**CHALLENGE**
Write out the listing beneath this instruction in its entirety, exactly as it reads.

**ENTRIES SUPPLIED**
>> start

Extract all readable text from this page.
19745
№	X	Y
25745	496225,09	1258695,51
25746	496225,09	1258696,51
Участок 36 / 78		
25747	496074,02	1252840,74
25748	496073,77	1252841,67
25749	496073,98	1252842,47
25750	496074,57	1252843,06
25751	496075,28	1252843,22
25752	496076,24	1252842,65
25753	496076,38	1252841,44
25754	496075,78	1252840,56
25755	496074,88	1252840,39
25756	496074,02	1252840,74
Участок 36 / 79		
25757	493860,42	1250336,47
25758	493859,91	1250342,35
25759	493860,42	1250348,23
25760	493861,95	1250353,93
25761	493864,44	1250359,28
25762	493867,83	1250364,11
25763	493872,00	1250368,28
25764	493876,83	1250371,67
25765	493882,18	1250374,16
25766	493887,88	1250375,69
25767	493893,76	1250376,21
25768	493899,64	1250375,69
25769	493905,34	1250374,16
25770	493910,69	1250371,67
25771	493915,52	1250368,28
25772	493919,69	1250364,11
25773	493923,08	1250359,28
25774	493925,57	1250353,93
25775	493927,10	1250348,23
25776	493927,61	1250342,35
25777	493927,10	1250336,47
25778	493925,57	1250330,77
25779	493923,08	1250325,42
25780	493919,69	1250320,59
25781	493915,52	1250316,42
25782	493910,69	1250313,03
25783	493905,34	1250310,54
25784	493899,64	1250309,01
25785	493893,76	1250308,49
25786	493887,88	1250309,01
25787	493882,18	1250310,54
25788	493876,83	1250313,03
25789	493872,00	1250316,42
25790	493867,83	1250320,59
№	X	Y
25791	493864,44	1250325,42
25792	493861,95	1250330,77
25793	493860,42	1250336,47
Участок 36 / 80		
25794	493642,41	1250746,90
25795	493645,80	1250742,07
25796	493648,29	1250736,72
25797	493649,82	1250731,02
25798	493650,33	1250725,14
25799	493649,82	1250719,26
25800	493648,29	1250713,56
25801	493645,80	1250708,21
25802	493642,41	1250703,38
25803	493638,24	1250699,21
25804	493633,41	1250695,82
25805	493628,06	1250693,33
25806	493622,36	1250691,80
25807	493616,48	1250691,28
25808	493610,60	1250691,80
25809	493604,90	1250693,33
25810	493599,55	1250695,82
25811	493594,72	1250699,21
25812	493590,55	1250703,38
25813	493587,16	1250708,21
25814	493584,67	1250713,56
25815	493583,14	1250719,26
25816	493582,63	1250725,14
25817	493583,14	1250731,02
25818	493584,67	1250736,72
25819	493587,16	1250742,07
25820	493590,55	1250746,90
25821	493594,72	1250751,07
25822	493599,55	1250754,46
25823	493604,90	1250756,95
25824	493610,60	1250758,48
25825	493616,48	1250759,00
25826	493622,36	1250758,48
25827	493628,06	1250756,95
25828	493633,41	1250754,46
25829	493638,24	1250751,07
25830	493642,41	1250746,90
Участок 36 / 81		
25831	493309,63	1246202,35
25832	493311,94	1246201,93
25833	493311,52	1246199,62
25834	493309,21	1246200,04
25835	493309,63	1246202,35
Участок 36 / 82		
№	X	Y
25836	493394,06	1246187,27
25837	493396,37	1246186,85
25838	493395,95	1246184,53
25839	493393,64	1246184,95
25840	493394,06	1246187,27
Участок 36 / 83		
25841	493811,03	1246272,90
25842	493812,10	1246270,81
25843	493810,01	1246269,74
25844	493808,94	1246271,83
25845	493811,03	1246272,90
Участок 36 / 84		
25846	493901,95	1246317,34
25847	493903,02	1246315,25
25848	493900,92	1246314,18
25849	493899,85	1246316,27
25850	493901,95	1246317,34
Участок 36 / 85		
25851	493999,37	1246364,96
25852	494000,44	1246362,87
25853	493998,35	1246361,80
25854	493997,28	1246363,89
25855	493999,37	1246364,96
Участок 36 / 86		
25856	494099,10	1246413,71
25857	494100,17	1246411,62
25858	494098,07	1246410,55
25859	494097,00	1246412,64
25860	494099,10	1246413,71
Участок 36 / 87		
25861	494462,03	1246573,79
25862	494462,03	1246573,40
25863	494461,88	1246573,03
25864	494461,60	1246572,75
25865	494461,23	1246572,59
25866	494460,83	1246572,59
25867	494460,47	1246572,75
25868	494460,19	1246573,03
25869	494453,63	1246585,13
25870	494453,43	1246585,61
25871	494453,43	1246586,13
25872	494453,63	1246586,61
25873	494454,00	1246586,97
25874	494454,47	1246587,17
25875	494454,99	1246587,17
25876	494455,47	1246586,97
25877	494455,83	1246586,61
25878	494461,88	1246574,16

>> end

**RESULT OF THIS TASK**
Extract all readable text from this page.
19745
№	X	Y
25745	496225,09	1258695,51
25746	496225,09	1258696,51
Участок 36 / 78		
25747	496074,02	1252840,74
25748	496073,77	1252841,67
25749	496073,98	1252842,47
25750	496074,57	1252843,06
25751	496075,28	1252843,22
25752	496076,24	1252842,65
25753	496076,38	1252841,44
25754	496075,78	1252840,56
25755	496074,88	1252840,39
25756	496074,02	1252840,74
Участок 36 / 79		
25757	493860,42	1250336,47
25758	493859,91	1250342,35
25759	493860,42	1250348,23
25760	493861,95	1250353,93
25761	493864,44	1250359,28
25762	493867,83	1250364,11
25763	493872,00	1250368,28
25764	493876,83	1250371,67
25765	493882,18	1250374,16
25766	493887,88	1250375,69
25767	493893,76	1250376,21
25768	493899,64	1250375,69
25769	493905,34	1250374,16
25770	493910,69	1250371,67
25771	493915,52	1250368,28
25772	493919,69	1250364,11
25773	493923,08	1250359,28
25774	493925,57	1250353,93
25775	493927,10	1250348,23
25776	493927,61	1250342,35
25777	493927,10	1250336,47
25778	493925,57	1250330,77
25779	493923,08	1250325,42
25780	493919,69	1250320,59
25781	493915,52	1250316,42
25782	493910,69	1250313,03
25783	493905,34	1250310,54
25784	493899,64	1250309,01
25785	493893,76	1250308,49
25786	493887,88	1250309,01
25787	493882,18	1250310,54
25788	493876,83	1250313,03
25789	493872,00	1250316,42
25790	493867,83	1250320,59
№	X	Y
25791	493864,44	1250325,42
25792	493861,95	1250330,77
25793	493860,42	1250336,47
Участок 36 / 80		
25794	493642,41	1250746,90
25795	493645,80	1250742,07
25796	493648,29	1250736,72
25797	493649,82	1250731,02
25798	493650,33	1250725,14
25799	493649,82	1250719,26
25800	493648,29	1250713,56
25801	493645,80	1250708,21
25802	493642,41	1250703,38
25803	493638,24	1250699,21
25804	493633,41	1250695,82
25805	493628,06	1250693,33
25806	493622,36	1250691,80
25807	493616,48	1250691,28
25808	493610,60	1250691,80
25809	493604,90	1250693,33
25810	493599,55	1250695,82
25811	493594,72	1250699,21
25812	493590,55	1250703,38
25813	493587,16	1250708,21
25814	493584,67	1250713,56
25815	493583,14	1250719,26
25816	493582,63	1250725,14
25817	493583,14	1250731,02
25818	493584,67	1250736,72
25819	493587,16	1250742,07
25820	493590,55	1250746,90
25821	493594,72	1250751,07
25822	493599,55	1250754,46
25823	493604,90	1250756,95
25824	493610,60	1250758,48
25825	493616,48	1250759,00
25826	493622,36	1250758,48
25827	493628,06	1250756,95
25828	493633,41	1250754,46
25829	493638,24	1250751,07
25830	493642,41	1250746,90
Участок 36 / 81		
25831	493309,63	1246202,35
25832	493311,94	1246201,93
25833	493311,52	1246199,62
25834	493309,21	1246200,04
25835	493309,63	1246202,35
Участок 36 / 82		
№	X	Y
25836	493394,06	1246187,27
25837	493396,37	1246186,85
25838	493395,95	1246184,53
25839	493393,64	1246184,95
25840	493394,06	1246187,27
Участок 36 / 83		
25841	493811,03	1246272,90
25842	493812,10	1246270,81
25843	493810,01	1246269,74
25844	493808,94	1246271,83
25845	493811,03	1246272,90
Участок 36 / 84		
25846	493901,95	1246317,34
25847	493903,02	1246315,25
25848	493900,92	1246314,18
25849	493899,85	1246316,27
25850	493901,95	1246317,34
Участок 36 / 85		
25851	493999,37	1246364,96
25852	494000,44	1246362,87
25853	493998,35	1246361,80
25854	493997,28	1246363,89
25855	493999,37	1246364,96
Участок 36 / 86		
25856	494099,10	1246413,71
25857	494100,17	1246411,62
25858	494098,07	1246410,55
25859	494097,00	1246412,64
25860	494099,10	1246413,71
Участок 36 / 87		
25861	494462,03	1246573,79
25862	494462,03	1246573,40
25863	494461,88	1246573,03
25864	494461,60	1246572,75
25865	494461,23	1246572,59
25866	494460,83	1246572,59
25867	494460,47	1246572,75
25868	494460,19	1246573,03
25869	494453,63	1246585,13
25870	494453,43	1246585,61
25871	494453,43	1246586,13
25872	494453,63	1246586,61
25873	494454,00	1246586,97
25874	494454,47	1246587,17
25875	494454,99	1246587,17
25876	494455,47	1246586,97
25877	494455,83	1246586,61
25878	494461,88	1246574,16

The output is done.